Dataset records
══════════
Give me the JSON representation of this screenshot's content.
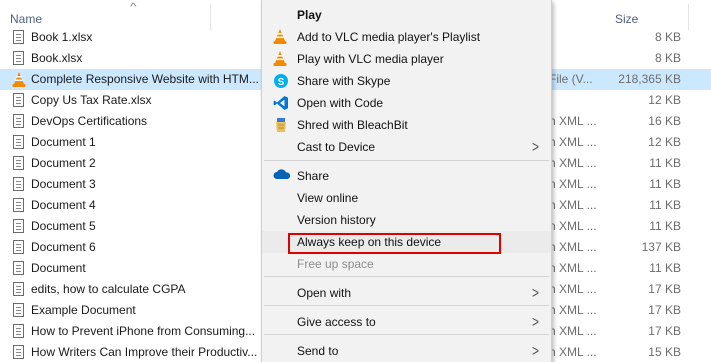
{
  "header": {
    "name_label": "Name",
    "size_label": "Size"
  },
  "files": [
    {
      "name": "Book 1.xlsx",
      "type": "",
      "size": "8 KB",
      "icon": "document-icon",
      "selected": false
    },
    {
      "name": "Book.xlsx",
      "type": "",
      "size": "8 KB",
      "icon": "document-icon",
      "selected": false
    },
    {
      "name": "Complete Responsive Website with HTM...",
      "type": "File (V...",
      "size": "218,365 KB",
      "icon": "vlc-icon",
      "selected": true
    },
    {
      "name": "Copy Us Tax Rate.xlsx",
      "type": "",
      "size": "12 KB",
      "icon": "document-icon",
      "selected": false
    },
    {
      "name": "DevOps Certifications",
      "type": "n XML ...",
      "size": "16 KB",
      "icon": "document-icon",
      "selected": false
    },
    {
      "name": "Document 1",
      "type": "n XML ...",
      "size": "12 KB",
      "icon": "document-icon",
      "selected": false
    },
    {
      "name": "Document 2",
      "type": "n XML ...",
      "size": "11 KB",
      "icon": "document-icon",
      "selected": false
    },
    {
      "name": "Document 3",
      "type": "n XML ...",
      "size": "11 KB",
      "icon": "document-icon",
      "selected": false
    },
    {
      "name": "Document 4",
      "type": "n XML ...",
      "size": "11 KB",
      "icon": "document-icon",
      "selected": false
    },
    {
      "name": "Document 5",
      "type": "n XML ...",
      "size": "11 KB",
      "icon": "document-icon",
      "selected": false
    },
    {
      "name": "Document 6",
      "type": "n XML ...",
      "size": "137 KB",
      "icon": "document-icon",
      "selected": false
    },
    {
      "name": "Document",
      "type": "n XML ...",
      "size": "11 KB",
      "icon": "document-icon",
      "selected": false
    },
    {
      "name": "edits, how to calculate CGPA",
      "type": "n XML ...",
      "size": "17 KB",
      "icon": "document-icon",
      "selected": false
    },
    {
      "name": "Example Document",
      "type": "n XML ...",
      "size": "17 KB",
      "icon": "document-icon",
      "selected": false
    },
    {
      "name": "How to Prevent iPhone from Consuming...",
      "type": "n XML ...",
      "size": "17 KB",
      "icon": "document-icon",
      "selected": false
    },
    {
      "name": "How Writers Can Improve their Productiv...",
      "type": "n XML ...",
      "size": "15 KB",
      "icon": "document-icon",
      "selected": false
    }
  ],
  "context_menu": {
    "items": [
      {
        "label": "Play",
        "icon": "none",
        "bold": true,
        "submenu": false,
        "disabled": false
      },
      {
        "label": "Add to VLC media player's Playlist",
        "icon": "vlc-icon",
        "bold": false,
        "submenu": false,
        "disabled": false
      },
      {
        "label": "Play with VLC media player",
        "icon": "vlc-icon",
        "bold": false,
        "submenu": false,
        "disabled": false
      },
      {
        "label": "Share with Skype",
        "icon": "skype-icon",
        "bold": false,
        "submenu": false,
        "disabled": false
      },
      {
        "label": "Open with Code",
        "icon": "vscode-icon",
        "bold": false,
        "submenu": false,
        "disabled": false
      },
      {
        "label": "Shred with BleachBit",
        "icon": "bleachbit-icon",
        "bold": false,
        "submenu": false,
        "disabled": false
      },
      {
        "label": "Cast to Device",
        "icon": "none",
        "bold": false,
        "submenu": true,
        "disabled": false
      },
      {
        "label": "Share",
        "icon": "onedrive-icon",
        "bold": false,
        "submenu": false,
        "disabled": false
      },
      {
        "label": "View online",
        "icon": "none",
        "bold": false,
        "submenu": false,
        "disabled": false
      },
      {
        "label": "Version history",
        "icon": "none",
        "bold": false,
        "submenu": false,
        "disabled": false
      },
      {
        "label": "Always keep on this device",
        "icon": "none",
        "bold": false,
        "submenu": false,
        "disabled": false,
        "highlighted": true
      },
      {
        "label": "Free up space",
        "icon": "none",
        "bold": false,
        "submenu": false,
        "disabled": true
      },
      {
        "label": "Open with",
        "icon": "none",
        "bold": false,
        "submenu": true,
        "disabled": false
      },
      {
        "label": "Give access to",
        "icon": "none",
        "bold": false,
        "submenu": true,
        "disabled": false
      },
      {
        "label": "Send to",
        "icon": "none",
        "bold": false,
        "submenu": true,
        "disabled": false
      }
    ]
  },
  "colors": {
    "selection": "#cce8ff",
    "menu_bg": "#f2f2f2",
    "highlight_box": "#e00000",
    "vlc_orange": "#f08a00",
    "skype_blue": "#00aff0",
    "vscode_blue": "#0078d4",
    "onedrive_blue": "#0364b8"
  }
}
══════════
#### [Exercise requirements]
Repeat all of the records verbatim, leaving out the pictures.

#### [Exercise response]
Give me the JSON representation of this screenshot's content.
{
  "header": {
    "name_label": "Name",
    "size_label": "Size"
  },
  "files": [
    {
      "name": "Book 1.xlsx",
      "type": "",
      "size": "8 KB",
      "icon": "document-icon",
      "selected": false
    },
    {
      "name": "Book.xlsx",
      "type": "",
      "size": "8 KB",
      "icon": "document-icon",
      "selected": false
    },
    {
      "name": "Complete Responsive Website with HTM...",
      "type": "File (V...",
      "size": "218,365 KB",
      "icon": "vlc-icon",
      "selected": true
    },
    {
      "name": "Copy Us Tax Rate.xlsx",
      "type": "",
      "size": "12 KB",
      "icon": "document-icon",
      "selected": false
    },
    {
      "name": "DevOps Certifications",
      "type": "n XML ...",
      "size": "16 KB",
      "icon": "document-icon",
      "selected": false
    },
    {
      "name": "Document 1",
      "type": "n XML ...",
      "size": "12 KB",
      "icon": "document-icon",
      "selected": false
    },
    {
      "name": "Document 2",
      "type": "n XML ...",
      "size": "11 KB",
      "icon": "document-icon",
      "selected": false
    },
    {
      "name": "Document 3",
      "type": "n XML ...",
      "size": "11 KB",
      "icon": "document-icon",
      "selected": false
    },
    {
      "name": "Document 4",
      "type": "n XML ...",
      "size": "11 KB",
      "icon": "document-icon",
      "selected": false
    },
    {
      "name": "Document 5",
      "type": "n XML ...",
      "size": "11 KB",
      "icon": "document-icon",
      "selected": false
    },
    {
      "name": "Document 6",
      "type": "n XML ...",
      "size": "137 KB",
      "icon": "document-icon",
      "selected": false
    },
    {
      "name": "Document",
      "type": "n XML ...",
      "size": "11 KB",
      "icon": "document-icon",
      "selected": false
    },
    {
      "name": "edits, how to calculate CGPA",
      "type": "n XML ...",
      "size": "17 KB",
      "icon": "document-icon",
      "selected": false
    },
    {
      "name": "Example Document",
      "type": "n XML ...",
      "size": "17 KB",
      "icon": "document-icon",
      "selected": false
    },
    {
      "name": "How to Prevent iPhone from Consuming...",
      "type": "n XML ...",
      "size": "17 KB",
      "icon": "document-icon",
      "selected": false
    },
    {
      "name": "How Writers Can Improve their Productiv...",
      "type": "n XML ...",
      "size": "15 KB",
      "icon": "document-icon",
      "selected": false
    }
  ],
  "context_menu": {
    "items": [
      {
        "label": "Play",
        "icon": "none",
        "bold": true,
        "submenu": false,
        "disabled": false
      },
      {
        "label": "Add to VLC media player's Playlist",
        "icon": "vlc-icon",
        "bold": false,
        "submenu": false,
        "disabled": false
      },
      {
        "label": "Play with VLC media player",
        "icon": "vlc-icon",
        "bold": false,
        "submenu": false,
        "disabled": false
      },
      {
        "label": "Share with Skype",
        "icon": "skype-icon",
        "bold": false,
        "submenu": false,
        "disabled": false
      },
      {
        "label": "Open with Code",
        "icon": "vscode-icon",
        "bold": false,
        "submenu": false,
        "disabled": false
      },
      {
        "label": "Shred with BleachBit",
        "icon": "bleachbit-icon",
        "bold": false,
        "submenu": false,
        "disabled": false
      },
      {
        "label": "Cast to Device",
        "icon": "none",
        "bold": false,
        "submenu": true,
        "disabled": false
      },
      {
        "label": "Share",
        "icon": "onedrive-icon",
        "bold": false,
        "submenu": false,
        "disabled": false
      },
      {
        "label": "View online",
        "icon": "none",
        "bold": false,
        "submenu": false,
        "disabled": false
      },
      {
        "label": "Version history",
        "icon": "none",
        "bold": false,
        "submenu": false,
        "disabled": false
      },
      {
        "label": "Always keep on this device",
        "icon": "none",
        "bold": false,
        "submenu": false,
        "disabled": false,
        "highlighted": true
      },
      {
        "label": "Free up space",
        "icon": "none",
        "bold": false,
        "submenu": false,
        "disabled": true
      },
      {
        "label": "Open with",
        "icon": "none",
        "bold": false,
        "submenu": true,
        "disabled": false
      },
      {
        "label": "Give access to",
        "icon": "none",
        "bold": false,
        "submenu": true,
        "disabled": false
      },
      {
        "label": "Send to",
        "icon": "none",
        "bold": false,
        "submenu": true,
        "disabled": false
      }
    ]
  },
  "colors": {
    "selection": "#cce8ff",
    "menu_bg": "#f2f2f2",
    "highlight_box": "#e00000",
    "vlc_orange": "#f08a00",
    "skype_blue": "#00aff0",
    "vscode_blue": "#0078d4",
    "onedrive_blue": "#0364b8"
  }
}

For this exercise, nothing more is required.